(Source records)
::::::

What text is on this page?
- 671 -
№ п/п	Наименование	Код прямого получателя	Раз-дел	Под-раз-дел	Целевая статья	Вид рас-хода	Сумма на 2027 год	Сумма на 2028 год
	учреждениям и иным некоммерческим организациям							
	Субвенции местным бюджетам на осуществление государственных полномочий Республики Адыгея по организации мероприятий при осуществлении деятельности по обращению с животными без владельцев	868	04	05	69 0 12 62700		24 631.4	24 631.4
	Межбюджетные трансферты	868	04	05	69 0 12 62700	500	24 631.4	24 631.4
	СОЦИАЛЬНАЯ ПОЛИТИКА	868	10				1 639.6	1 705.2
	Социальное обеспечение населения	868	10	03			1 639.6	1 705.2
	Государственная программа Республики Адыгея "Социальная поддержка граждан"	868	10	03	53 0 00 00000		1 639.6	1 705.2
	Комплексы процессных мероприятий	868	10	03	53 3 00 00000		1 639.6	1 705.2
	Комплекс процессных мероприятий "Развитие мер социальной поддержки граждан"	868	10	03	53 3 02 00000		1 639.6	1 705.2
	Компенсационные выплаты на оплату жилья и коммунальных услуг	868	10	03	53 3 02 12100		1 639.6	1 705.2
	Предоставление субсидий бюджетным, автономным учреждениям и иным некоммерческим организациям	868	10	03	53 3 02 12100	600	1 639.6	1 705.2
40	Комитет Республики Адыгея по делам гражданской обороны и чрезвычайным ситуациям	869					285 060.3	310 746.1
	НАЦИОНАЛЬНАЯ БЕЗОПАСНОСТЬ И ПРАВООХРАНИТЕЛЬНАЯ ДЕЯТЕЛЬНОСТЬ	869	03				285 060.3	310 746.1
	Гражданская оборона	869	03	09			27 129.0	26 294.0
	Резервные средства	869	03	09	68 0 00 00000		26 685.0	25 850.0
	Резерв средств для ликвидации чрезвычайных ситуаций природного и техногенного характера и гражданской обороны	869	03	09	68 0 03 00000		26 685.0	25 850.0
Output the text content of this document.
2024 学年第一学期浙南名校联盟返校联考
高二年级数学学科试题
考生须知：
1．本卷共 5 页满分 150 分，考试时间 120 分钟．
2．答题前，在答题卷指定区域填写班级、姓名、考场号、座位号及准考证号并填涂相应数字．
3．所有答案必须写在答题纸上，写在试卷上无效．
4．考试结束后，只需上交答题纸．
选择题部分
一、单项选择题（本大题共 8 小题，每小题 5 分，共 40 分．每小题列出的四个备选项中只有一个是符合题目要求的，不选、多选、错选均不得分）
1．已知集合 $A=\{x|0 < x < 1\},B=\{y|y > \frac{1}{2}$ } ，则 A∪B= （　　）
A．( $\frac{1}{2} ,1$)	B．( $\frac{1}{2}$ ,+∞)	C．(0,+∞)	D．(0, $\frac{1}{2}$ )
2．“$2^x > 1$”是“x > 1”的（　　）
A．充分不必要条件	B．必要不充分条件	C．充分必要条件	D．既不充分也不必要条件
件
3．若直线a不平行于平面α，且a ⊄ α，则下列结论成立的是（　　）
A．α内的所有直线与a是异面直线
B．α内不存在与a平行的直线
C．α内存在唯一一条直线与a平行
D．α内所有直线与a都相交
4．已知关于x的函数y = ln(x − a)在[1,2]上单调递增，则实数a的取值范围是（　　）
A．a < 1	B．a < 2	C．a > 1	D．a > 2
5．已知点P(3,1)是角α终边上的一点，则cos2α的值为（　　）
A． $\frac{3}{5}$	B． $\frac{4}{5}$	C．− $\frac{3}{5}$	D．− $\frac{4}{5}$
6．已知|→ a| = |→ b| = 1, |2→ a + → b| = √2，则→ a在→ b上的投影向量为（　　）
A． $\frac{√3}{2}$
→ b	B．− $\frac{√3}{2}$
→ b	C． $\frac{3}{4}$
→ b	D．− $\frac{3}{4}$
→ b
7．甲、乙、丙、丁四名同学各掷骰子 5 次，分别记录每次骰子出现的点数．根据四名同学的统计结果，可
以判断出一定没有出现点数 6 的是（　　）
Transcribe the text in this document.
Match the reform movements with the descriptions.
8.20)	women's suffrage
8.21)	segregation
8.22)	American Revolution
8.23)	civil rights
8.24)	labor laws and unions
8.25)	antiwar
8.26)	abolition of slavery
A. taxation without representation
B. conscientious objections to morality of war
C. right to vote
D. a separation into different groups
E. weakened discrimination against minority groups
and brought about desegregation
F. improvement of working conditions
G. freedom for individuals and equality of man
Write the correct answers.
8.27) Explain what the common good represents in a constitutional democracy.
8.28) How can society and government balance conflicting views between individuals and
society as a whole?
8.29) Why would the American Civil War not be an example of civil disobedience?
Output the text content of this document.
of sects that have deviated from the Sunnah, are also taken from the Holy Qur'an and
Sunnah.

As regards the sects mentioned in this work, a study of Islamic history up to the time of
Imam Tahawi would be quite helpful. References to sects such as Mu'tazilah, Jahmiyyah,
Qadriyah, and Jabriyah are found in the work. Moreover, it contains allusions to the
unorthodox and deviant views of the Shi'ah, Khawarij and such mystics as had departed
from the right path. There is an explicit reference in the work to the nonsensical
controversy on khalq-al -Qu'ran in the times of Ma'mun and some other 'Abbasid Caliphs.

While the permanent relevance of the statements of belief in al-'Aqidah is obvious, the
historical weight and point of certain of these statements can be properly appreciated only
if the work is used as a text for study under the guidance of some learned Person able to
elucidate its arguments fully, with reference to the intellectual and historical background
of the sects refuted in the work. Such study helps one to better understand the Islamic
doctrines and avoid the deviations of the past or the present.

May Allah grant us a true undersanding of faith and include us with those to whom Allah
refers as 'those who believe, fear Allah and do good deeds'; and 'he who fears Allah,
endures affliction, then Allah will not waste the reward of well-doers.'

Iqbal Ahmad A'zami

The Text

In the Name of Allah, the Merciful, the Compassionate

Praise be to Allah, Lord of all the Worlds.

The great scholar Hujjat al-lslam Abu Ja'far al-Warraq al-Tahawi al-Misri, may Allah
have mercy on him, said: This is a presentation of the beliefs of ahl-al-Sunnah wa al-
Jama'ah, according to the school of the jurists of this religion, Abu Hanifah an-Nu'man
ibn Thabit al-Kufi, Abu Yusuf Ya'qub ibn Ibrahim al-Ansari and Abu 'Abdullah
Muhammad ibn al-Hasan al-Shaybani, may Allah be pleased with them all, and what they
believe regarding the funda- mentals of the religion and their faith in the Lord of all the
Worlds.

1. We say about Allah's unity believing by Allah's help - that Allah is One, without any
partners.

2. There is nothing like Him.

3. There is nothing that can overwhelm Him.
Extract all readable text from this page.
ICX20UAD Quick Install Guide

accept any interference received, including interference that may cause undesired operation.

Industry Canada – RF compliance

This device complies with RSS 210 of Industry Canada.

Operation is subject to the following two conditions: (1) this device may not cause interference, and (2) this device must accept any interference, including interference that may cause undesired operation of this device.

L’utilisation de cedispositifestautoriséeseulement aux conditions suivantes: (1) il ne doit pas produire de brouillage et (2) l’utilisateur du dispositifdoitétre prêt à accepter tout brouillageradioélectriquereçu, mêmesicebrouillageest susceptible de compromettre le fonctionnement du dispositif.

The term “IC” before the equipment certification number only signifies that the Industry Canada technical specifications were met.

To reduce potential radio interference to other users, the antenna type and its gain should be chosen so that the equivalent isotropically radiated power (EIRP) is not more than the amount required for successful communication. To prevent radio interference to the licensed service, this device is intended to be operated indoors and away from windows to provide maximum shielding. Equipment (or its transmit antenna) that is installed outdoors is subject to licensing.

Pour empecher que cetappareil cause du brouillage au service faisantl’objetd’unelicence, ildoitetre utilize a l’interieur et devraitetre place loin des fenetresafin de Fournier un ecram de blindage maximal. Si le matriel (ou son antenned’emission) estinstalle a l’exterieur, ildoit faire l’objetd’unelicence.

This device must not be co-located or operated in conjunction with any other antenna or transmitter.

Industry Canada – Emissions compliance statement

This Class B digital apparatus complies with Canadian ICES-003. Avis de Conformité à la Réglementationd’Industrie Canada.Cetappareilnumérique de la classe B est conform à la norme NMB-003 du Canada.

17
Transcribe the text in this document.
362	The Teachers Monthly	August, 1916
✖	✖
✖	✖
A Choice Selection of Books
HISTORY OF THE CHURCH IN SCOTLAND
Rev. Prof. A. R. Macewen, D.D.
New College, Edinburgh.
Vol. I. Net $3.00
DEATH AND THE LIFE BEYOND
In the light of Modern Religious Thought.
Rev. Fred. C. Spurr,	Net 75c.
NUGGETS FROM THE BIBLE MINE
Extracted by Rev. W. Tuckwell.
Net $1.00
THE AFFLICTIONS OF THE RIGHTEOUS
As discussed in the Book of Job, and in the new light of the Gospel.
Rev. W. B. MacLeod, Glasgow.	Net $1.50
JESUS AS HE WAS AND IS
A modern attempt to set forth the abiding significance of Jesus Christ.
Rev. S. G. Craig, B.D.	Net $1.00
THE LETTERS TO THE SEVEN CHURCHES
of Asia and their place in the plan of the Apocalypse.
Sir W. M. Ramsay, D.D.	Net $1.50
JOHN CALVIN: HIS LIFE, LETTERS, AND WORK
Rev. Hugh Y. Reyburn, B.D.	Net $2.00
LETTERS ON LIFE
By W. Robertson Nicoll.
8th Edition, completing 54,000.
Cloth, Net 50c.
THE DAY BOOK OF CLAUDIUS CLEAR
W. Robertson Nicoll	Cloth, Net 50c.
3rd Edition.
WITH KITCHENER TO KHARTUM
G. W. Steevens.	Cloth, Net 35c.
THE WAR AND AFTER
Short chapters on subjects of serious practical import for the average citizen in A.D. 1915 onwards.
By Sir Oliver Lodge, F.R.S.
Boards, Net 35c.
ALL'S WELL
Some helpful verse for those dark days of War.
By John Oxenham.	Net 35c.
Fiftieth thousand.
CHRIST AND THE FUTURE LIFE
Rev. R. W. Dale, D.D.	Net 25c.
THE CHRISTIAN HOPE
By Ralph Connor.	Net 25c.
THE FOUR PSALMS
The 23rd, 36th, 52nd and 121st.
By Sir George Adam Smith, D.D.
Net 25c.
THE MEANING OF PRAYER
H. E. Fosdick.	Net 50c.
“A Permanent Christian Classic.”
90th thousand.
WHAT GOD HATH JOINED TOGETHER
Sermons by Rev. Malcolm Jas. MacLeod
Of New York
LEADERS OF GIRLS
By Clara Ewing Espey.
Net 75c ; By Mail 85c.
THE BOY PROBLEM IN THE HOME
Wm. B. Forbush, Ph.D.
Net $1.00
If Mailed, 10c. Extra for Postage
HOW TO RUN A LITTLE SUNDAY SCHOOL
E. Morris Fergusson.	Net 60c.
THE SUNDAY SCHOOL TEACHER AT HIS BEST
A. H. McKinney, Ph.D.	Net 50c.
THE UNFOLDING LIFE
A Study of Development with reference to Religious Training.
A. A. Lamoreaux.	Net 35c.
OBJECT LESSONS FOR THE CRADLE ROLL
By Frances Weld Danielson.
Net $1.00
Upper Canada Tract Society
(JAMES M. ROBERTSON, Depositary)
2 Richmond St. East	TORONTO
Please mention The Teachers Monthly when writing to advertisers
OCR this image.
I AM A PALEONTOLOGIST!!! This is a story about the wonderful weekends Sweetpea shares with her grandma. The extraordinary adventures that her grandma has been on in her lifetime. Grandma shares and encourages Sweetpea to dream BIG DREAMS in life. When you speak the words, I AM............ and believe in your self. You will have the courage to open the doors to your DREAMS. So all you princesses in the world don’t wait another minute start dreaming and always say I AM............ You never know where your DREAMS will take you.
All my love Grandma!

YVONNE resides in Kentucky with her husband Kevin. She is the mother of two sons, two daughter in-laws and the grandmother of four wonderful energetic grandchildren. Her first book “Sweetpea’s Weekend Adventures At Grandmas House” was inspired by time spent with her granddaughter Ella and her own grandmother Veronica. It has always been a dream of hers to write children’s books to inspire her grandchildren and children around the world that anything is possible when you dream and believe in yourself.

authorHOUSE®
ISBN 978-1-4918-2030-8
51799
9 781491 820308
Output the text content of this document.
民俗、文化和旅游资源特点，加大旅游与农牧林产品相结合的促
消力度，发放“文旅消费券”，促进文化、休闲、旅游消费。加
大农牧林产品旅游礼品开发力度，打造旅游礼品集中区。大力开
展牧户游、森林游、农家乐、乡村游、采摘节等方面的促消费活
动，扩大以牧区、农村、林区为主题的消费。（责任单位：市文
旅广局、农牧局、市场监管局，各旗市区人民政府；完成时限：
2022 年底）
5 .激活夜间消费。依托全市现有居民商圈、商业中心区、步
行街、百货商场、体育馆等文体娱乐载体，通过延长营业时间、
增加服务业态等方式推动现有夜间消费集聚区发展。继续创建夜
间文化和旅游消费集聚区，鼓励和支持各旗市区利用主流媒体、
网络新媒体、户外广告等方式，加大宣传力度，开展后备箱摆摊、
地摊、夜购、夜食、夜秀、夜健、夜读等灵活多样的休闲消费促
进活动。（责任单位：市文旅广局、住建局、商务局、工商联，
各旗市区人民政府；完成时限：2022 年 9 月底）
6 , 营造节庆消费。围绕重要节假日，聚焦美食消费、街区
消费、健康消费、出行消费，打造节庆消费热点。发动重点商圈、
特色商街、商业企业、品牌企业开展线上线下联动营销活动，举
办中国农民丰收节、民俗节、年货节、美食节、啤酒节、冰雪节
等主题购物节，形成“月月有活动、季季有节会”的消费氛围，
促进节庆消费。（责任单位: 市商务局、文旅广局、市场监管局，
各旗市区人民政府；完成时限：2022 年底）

::::::

■ Objective
Work out the count of lines containing the word "Nicoll", then write only that count.

■ Solution for this problem
2